### GIVEN RECORDS ###

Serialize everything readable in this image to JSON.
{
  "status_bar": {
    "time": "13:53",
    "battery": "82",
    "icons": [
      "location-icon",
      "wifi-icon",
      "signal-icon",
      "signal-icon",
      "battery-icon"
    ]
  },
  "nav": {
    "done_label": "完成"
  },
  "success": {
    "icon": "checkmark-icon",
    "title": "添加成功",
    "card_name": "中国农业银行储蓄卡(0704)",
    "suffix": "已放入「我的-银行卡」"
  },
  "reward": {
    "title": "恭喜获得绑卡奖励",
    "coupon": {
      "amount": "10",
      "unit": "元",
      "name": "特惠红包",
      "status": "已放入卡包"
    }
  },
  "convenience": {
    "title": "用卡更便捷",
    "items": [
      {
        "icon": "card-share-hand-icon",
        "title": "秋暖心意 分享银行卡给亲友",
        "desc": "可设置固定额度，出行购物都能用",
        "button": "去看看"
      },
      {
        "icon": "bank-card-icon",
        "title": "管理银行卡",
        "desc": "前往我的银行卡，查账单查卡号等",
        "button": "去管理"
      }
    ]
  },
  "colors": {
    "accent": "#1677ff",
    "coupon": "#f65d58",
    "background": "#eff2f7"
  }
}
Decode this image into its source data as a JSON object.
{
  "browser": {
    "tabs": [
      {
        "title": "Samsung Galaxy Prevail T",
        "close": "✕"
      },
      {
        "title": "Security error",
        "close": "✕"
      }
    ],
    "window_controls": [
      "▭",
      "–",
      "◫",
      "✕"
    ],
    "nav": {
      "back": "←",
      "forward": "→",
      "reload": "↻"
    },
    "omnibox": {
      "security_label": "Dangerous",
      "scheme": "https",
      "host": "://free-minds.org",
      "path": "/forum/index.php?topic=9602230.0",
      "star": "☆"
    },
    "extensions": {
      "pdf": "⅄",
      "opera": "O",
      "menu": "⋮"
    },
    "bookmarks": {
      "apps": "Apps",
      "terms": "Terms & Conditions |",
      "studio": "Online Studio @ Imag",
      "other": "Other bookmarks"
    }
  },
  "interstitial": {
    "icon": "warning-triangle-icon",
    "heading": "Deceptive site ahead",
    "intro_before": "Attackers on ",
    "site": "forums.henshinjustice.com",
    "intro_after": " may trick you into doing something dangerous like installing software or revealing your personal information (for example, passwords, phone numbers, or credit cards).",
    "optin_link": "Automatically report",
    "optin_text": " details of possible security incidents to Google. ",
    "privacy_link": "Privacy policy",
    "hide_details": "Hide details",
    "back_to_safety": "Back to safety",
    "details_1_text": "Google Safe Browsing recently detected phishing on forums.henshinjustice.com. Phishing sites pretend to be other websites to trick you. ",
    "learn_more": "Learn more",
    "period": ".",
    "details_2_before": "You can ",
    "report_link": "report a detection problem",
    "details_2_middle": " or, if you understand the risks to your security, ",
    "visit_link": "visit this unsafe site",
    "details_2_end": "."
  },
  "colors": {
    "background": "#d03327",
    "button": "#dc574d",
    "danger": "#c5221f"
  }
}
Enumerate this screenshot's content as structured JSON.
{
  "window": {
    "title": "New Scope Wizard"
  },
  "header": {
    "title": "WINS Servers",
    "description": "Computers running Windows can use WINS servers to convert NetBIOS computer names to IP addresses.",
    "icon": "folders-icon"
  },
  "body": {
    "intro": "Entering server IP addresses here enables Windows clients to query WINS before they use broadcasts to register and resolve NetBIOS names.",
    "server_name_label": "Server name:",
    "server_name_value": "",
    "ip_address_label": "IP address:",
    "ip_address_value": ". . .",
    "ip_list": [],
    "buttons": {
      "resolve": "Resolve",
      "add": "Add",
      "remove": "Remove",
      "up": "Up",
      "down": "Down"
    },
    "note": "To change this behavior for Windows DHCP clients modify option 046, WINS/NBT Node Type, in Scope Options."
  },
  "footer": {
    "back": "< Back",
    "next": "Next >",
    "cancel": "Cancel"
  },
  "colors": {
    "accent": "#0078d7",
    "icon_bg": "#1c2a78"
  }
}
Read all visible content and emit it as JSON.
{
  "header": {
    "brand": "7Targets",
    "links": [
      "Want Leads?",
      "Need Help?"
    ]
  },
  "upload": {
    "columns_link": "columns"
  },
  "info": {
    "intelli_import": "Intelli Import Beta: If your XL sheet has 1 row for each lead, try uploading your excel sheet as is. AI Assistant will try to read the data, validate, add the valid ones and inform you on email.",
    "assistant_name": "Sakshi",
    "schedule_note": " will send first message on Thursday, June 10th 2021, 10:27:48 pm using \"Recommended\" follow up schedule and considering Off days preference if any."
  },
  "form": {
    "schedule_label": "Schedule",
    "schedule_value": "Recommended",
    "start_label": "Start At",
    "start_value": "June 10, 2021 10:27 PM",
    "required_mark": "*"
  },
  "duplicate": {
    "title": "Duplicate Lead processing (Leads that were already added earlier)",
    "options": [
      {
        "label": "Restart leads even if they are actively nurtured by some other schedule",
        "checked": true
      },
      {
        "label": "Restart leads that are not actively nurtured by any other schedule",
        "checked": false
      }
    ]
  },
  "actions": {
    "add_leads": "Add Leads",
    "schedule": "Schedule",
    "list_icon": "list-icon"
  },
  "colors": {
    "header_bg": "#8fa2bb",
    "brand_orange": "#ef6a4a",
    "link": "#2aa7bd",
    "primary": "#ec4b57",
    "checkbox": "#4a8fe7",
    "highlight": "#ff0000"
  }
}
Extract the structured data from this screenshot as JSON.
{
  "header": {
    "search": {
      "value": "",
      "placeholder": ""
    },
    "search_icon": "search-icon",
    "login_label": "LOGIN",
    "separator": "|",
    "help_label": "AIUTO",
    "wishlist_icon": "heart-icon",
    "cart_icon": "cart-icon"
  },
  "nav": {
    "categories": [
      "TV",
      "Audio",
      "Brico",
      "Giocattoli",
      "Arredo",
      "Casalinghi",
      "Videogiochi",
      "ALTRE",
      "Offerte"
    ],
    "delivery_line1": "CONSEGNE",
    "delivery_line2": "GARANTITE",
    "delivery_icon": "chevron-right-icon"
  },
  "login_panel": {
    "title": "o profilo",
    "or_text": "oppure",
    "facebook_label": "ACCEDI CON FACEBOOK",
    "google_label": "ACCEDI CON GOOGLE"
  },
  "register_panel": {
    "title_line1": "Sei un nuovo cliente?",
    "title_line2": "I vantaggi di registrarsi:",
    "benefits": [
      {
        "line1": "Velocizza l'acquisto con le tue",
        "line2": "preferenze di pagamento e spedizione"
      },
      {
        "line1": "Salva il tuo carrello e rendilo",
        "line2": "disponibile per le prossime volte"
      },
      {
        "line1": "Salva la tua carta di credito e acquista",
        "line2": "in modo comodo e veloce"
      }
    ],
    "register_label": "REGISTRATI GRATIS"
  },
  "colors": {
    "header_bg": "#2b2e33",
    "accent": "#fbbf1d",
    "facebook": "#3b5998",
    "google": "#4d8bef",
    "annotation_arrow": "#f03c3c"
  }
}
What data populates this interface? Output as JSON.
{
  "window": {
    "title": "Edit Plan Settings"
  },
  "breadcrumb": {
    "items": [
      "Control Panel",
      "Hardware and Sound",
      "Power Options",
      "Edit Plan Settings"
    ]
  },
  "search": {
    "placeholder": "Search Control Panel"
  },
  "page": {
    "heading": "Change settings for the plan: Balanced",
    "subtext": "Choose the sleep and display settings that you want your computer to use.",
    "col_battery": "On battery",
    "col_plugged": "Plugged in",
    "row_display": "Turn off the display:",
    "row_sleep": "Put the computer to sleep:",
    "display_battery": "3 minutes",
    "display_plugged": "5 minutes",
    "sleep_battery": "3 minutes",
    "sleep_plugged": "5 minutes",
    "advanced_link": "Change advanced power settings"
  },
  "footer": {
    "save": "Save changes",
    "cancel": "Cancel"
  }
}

###

WHAT THE EXERCISE ASKS:
Identify each line in the entries with the word "accent" and copy it.

TASK RESULT:
    "accent": "#1677ff",
    "accent": "#0078d7",
    "accent": "#fbbf1d",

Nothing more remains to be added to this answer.